Objective
Every line of the material that follows must be printed again exactly.

Supplied material
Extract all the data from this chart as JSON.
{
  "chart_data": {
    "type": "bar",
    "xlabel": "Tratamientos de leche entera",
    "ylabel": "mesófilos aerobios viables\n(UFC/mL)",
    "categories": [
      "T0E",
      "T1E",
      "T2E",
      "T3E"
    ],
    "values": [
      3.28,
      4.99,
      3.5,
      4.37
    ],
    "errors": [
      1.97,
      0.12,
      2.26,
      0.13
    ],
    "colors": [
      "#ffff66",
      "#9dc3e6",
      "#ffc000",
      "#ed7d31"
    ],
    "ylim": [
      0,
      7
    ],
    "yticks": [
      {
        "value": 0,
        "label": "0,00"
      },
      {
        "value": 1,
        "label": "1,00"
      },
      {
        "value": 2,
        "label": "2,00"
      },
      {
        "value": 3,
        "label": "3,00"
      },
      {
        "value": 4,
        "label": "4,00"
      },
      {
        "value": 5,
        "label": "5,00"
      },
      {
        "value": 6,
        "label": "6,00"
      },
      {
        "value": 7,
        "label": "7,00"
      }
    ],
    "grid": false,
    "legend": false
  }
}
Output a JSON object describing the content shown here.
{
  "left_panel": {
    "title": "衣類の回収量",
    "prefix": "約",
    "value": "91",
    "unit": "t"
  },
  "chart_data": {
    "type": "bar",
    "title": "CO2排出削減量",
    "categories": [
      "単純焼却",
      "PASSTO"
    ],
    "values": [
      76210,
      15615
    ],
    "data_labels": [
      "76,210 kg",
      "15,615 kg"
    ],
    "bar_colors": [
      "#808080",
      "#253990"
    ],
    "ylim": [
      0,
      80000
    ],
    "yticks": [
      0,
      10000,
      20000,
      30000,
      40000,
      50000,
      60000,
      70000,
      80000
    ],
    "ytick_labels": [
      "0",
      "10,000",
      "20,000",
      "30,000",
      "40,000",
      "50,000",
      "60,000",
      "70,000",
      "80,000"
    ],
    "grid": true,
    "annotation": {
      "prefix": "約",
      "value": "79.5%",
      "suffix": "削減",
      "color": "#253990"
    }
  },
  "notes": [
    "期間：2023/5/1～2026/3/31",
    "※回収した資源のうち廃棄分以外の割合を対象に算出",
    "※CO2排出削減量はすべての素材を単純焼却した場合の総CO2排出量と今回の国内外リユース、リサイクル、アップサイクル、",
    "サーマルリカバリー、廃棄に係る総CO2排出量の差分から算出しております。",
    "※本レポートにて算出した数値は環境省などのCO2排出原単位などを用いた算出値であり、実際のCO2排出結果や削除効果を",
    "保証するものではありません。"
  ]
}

Output of the exercise
Extract all the data from this chart as JSON.
{
  "chart_data": {
    "type": "bar",
    "xlabel": "Tratamientos de leche entera",
    "ylabel": "mesófilos aerobios viables\n(UFC/mL)",
    "categories": [
      "T0E",
      "T1E",
      "T2E",
      "T3E"
    ],
    "values": [
      3.28,
      4.99,
      3.5,
      4.37
    ],
    "errors": [
      1.97,
      0.12,
      2.26,
      0.13
    ],
    "colors": [
      "#ffff66",
      "#9dc3e6",
      "#ffc000",
      "#ed7d31"
    ],
    "ylim": [
      0,
      7
    ],
    "yticks": [
      {
        "value": 0,
        "label": "0,00"
      },
      {
        "value": 1,
        "label": "1,00"
      },
      {
        "value": 2,
        "label": "2,00"
      },
      {
        "value": 3,
        "label": "3,00"
      },
      {
        "value": 4,
        "label": "4,00"
      },
      {
        "value": 5,
        "label": "5,00"
      },
      {
        "value": 6,
        "label": "6,00"
      },
      {
        "value": 7,
        "label": "7,00"
      }
    ],
    "grid": false,
    "legend": false
  }
}
Output a JSON object describing the content shown here.
{
  "left_panel": {
    "title": "衣類の回収量",
    "prefix": "約",
    "value": "91",
    "unit": "t"
  },
  "chart_data": {
    "type": "bar",
    "title": "CO2排出削減量",
    "categories": [
      "単純焼却",
      "PASSTO"
    ],
    "values": [
      76210,
      15615
    ],
    "data_labels": [
      "76,210 kg",
      "15,615 kg"
    ],
    "bar_colors": [
      "#808080",
      "#253990"
    ],
    "ylim": [
      0,
      80000
    ],
    "yticks": [
      0,
      10000,
      20000,
      30000,
      40000,
      50000,
      60000,
      70000,
      80000
    ],
    "ytick_labels": [
      "0",
      "10,000",
      "20,000",
      "30,000",
      "40,000",
      "50,000",
      "60,000",
      "70,000",
      "80,000"
    ],
    "grid": true,
    "annotation": {
      "prefix": "約",
      "value": "79.5%",
      "suffix": "削減",
      "color": "#253990"
    }
  },
  "notes": [
    "期間：2023/5/1～2026/3/31",
    "※回収した資源のうち廃棄分以外の割合を対象に算出",
    "※CO2排出削減量はすべての素材を単純焼却した場合の総CO2排出量と今回の国内外リユース、リサイクル、アップサイクル、",
    "サーマルリカバリー、廃棄に係る総CO2排出量の差分から算出しております。",
    "※本レポートにて算出した数値は環境省などのCO2排出原単位などを用いた算出値であり、実際のCO2排出結果や削除効果を",
    "保証するものではありません。"
  ]
}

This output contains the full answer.